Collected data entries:
=====
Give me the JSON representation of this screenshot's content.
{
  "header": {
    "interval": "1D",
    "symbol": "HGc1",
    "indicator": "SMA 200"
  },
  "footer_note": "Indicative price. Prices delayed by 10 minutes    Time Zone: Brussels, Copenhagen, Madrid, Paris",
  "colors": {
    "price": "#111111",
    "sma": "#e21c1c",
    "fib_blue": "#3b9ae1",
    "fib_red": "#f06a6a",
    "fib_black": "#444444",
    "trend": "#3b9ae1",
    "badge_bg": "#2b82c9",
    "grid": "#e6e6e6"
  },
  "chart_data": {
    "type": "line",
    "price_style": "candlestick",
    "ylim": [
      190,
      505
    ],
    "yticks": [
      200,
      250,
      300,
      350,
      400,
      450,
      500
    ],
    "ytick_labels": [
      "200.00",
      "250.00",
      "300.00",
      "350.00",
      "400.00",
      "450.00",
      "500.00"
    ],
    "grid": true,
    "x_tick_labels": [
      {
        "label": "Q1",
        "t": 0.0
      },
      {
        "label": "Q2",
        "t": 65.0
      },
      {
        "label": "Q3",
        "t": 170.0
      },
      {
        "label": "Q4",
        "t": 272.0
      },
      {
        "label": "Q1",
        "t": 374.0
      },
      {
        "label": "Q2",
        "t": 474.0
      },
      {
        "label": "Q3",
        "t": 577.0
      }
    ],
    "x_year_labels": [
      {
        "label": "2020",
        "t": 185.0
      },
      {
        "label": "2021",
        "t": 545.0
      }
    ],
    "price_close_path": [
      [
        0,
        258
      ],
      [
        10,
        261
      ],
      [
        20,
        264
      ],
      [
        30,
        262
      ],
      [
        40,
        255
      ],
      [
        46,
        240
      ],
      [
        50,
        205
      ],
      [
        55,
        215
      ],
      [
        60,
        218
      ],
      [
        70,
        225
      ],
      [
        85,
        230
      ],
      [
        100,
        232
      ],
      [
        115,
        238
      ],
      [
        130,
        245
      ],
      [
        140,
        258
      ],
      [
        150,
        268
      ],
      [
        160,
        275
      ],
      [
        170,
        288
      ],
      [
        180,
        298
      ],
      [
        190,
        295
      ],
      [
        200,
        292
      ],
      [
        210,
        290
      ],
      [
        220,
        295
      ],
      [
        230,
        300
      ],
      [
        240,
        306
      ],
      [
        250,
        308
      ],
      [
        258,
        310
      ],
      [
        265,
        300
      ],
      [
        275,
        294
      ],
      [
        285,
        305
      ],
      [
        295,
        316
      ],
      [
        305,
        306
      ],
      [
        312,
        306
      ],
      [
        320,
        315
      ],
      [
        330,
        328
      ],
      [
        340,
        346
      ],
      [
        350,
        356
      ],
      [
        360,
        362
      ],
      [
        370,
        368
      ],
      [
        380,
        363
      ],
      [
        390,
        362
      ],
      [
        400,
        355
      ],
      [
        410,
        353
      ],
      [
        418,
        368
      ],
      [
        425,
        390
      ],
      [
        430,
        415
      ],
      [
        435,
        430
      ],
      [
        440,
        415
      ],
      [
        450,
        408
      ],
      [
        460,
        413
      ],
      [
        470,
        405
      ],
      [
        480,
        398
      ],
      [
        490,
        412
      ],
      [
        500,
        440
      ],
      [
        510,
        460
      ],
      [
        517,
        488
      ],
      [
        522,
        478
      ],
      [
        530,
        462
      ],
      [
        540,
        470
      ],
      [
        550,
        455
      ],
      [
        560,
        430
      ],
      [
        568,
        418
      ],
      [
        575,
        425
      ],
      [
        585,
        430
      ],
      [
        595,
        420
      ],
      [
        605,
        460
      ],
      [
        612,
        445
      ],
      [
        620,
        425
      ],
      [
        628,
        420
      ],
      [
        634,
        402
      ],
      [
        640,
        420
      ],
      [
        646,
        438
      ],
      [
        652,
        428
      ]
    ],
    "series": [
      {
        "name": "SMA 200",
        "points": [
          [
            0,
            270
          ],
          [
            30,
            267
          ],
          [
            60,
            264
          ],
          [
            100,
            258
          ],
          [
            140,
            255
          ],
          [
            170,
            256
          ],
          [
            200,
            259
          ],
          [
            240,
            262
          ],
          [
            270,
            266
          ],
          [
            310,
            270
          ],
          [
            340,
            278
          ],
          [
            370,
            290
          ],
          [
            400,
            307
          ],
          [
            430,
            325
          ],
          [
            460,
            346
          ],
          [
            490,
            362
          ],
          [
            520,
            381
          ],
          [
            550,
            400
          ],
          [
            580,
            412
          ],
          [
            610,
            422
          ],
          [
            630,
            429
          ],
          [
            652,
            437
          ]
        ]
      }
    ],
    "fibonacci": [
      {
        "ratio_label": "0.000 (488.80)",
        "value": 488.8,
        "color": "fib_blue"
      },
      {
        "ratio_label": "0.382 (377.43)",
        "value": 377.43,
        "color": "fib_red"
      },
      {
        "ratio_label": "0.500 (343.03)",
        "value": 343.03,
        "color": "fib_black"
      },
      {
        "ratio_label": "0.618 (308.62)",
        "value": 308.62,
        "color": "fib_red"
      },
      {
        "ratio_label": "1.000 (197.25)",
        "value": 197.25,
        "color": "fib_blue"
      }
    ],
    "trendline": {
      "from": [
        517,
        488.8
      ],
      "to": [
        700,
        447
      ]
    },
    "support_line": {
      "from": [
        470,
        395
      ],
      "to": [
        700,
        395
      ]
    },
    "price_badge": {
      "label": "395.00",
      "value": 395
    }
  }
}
=====
§ **Goal**
Return every line from the records above that holds the word "value".

§ **Exercise solution**
        "value": 488.8,
        "value": 377.43,
        "value": 343.03,
        "value": 308.62,
        "value": 197.25,
      "value": 395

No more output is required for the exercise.